• _WHAT THIS TASK INVOLVES_
List every line in this data where the string "text" occurs.

┄┄┄┄┄┄┄┄┄┄┄┄┄┄┄┄┄┄┄┄

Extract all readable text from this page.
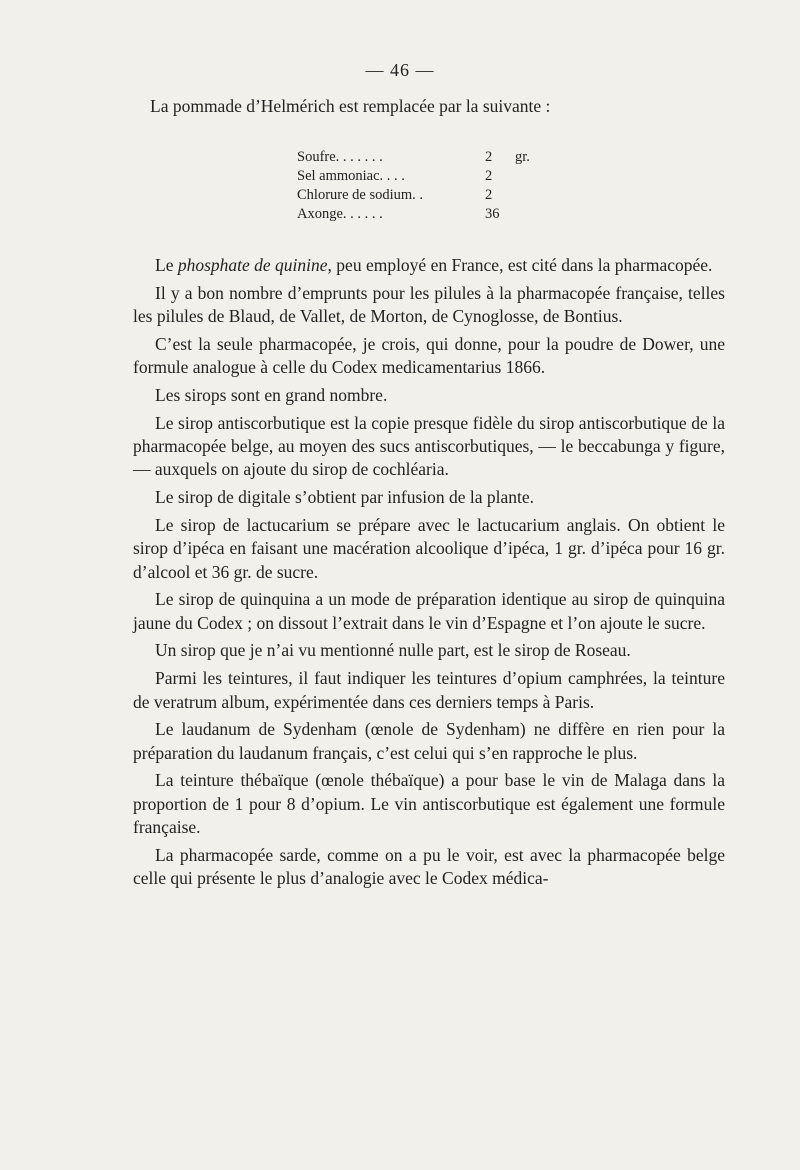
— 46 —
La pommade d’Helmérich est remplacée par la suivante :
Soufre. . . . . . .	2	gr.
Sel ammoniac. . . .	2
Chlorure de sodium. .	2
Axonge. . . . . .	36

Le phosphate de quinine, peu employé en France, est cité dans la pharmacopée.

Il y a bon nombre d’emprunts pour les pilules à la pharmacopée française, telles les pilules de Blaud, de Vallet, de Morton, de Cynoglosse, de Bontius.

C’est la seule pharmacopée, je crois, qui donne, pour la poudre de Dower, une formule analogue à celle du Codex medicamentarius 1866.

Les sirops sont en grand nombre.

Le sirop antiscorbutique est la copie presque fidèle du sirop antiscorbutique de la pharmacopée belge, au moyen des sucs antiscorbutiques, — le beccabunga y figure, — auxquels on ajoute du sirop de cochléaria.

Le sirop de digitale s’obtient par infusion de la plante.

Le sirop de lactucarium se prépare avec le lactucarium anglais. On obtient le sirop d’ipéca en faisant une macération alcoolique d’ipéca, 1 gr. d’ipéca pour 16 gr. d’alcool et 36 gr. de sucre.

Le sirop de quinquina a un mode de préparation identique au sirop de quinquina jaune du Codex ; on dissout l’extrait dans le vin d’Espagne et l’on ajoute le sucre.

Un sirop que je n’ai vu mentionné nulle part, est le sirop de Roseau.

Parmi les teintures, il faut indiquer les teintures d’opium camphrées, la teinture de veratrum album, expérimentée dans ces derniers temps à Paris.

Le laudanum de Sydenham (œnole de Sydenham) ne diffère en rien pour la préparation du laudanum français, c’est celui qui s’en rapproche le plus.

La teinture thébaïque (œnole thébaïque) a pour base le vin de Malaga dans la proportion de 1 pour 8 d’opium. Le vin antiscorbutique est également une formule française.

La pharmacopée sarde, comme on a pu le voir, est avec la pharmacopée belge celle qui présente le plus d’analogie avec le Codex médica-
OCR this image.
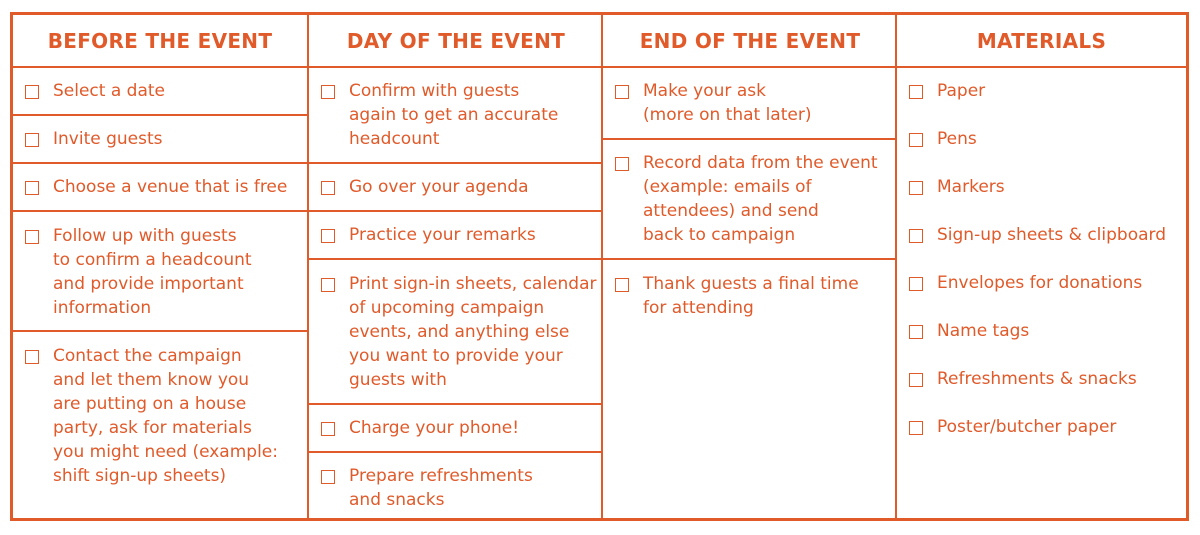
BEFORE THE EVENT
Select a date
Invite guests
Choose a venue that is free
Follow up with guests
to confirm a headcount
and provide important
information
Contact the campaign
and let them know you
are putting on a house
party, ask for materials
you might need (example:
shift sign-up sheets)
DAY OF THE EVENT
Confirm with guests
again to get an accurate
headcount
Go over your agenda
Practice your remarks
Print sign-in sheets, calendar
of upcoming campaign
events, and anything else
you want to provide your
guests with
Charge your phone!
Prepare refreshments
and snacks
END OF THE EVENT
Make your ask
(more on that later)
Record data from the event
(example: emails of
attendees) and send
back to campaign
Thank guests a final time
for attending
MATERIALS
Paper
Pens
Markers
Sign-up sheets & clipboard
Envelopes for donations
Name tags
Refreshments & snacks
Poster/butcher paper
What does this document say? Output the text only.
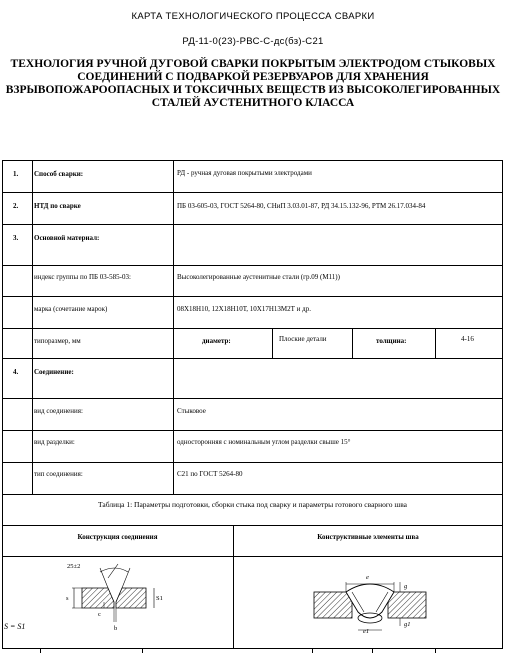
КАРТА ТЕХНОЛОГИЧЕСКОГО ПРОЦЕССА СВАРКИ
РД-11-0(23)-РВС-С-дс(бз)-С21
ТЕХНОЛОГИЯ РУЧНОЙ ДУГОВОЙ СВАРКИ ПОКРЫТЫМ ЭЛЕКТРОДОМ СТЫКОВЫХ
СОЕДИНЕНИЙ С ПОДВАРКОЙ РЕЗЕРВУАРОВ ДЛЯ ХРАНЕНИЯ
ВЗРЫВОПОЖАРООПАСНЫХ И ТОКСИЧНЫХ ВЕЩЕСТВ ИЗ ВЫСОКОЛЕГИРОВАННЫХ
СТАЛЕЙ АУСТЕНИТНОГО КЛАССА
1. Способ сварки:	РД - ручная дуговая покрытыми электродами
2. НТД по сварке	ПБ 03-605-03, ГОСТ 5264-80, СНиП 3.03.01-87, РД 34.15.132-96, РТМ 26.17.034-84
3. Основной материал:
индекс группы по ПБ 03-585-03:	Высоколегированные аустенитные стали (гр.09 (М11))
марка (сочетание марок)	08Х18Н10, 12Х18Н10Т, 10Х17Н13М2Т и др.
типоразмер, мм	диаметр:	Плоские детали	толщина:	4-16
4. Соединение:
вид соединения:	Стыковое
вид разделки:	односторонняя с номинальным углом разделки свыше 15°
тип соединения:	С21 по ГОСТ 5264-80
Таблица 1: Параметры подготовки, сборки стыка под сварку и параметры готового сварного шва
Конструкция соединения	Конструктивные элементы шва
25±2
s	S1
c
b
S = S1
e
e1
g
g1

┄┄┄┄┄┄┄┄┄┄┄┄┄┄┄┄┄┄┄┄

• _RIGHT ANSWER_
Extract all readable text from this page.
What does this document say? Output the text only.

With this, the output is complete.